▶ What the exercise asks:
Wherever "activities" appears in a line, list that line.

====== Supplied information ======

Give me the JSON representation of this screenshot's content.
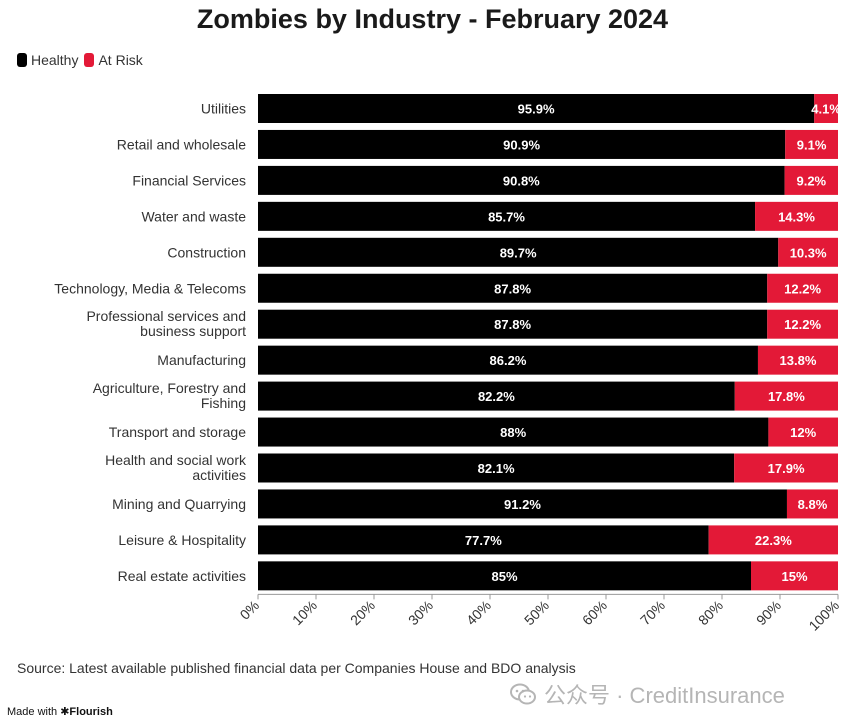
{
  "chart_data": {
    "type": "bar",
    "stacked": true,
    "orientation": "horizontal",
    "title": "Zombies by Industry - February 2024",
    "categories": [
      "Utilities",
      "Retail and wholesale",
      "Financial Services",
      "Water and waste",
      "Construction",
      "Technology, Media & Telecoms",
      "Professional services and business support",
      "Manufacturing",
      "Agriculture, Forestry and Fishing",
      "Transport and storage",
      "Health and social work activities",
      "Mining and Quarrying",
      "Leisure & Hospitality",
      "Real estate activities"
    ],
    "series": [
      {
        "name": "Healthy",
        "color": "#000000",
        "values": [
          95.9,
          90.9,
          90.8,
          85.7,
          89.7,
          87.8,
          87.8,
          86.2,
          82.2,
          88,
          82.1,
          91.2,
          77.7,
          85
        ],
        "labels": [
          "95.9%",
          "90.9%",
          "90.8%",
          "85.7%",
          "89.7%",
          "87.8%",
          "87.8%",
          "86.2%",
          "82.2%",
          "88%",
          "82.1%",
          "91.2%",
          "77.7%",
          "85%"
        ]
      },
      {
        "name": "At Risk",
        "color": "#e31937",
        "values": [
          4.1,
          9.1,
          9.2,
          14.3,
          10.3,
          12.2,
          12.2,
          13.8,
          17.8,
          12,
          17.9,
          8.8,
          22.3,
          15
        ],
        "labels": [
          "4.1%",
          "9.1%",
          "9.2%",
          "14.3%",
          "10.3%",
          "12.2%",
          "12.2%",
          "13.8%",
          "17.8%",
          "12%",
          "17.9%",
          "8.8%",
          "22.3%",
          "15%"
        ]
      }
    ],
    "xlim": [
      0,
      100
    ],
    "x_ticks": [
      "0%",
      "10%",
      "20%",
      "30%",
      "40%",
      "50%",
      "60%",
      "70%",
      "80%",
      "90%",
      "100%"
    ],
    "legend_position": "top-left",
    "grid": false
  },
  "source": "Source: Latest available published financial data per Companies House and BDO analysis",
  "credit": {
    "prefix": "Made with",
    "brand": "Flourish"
  },
  "watermark": {
    "text": "公众号 · CreditInsurance",
    "icon": "wechat-icon"
  }
}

======

▶ Exercise result:
      "Health and social work activities",
      "Real estate activities"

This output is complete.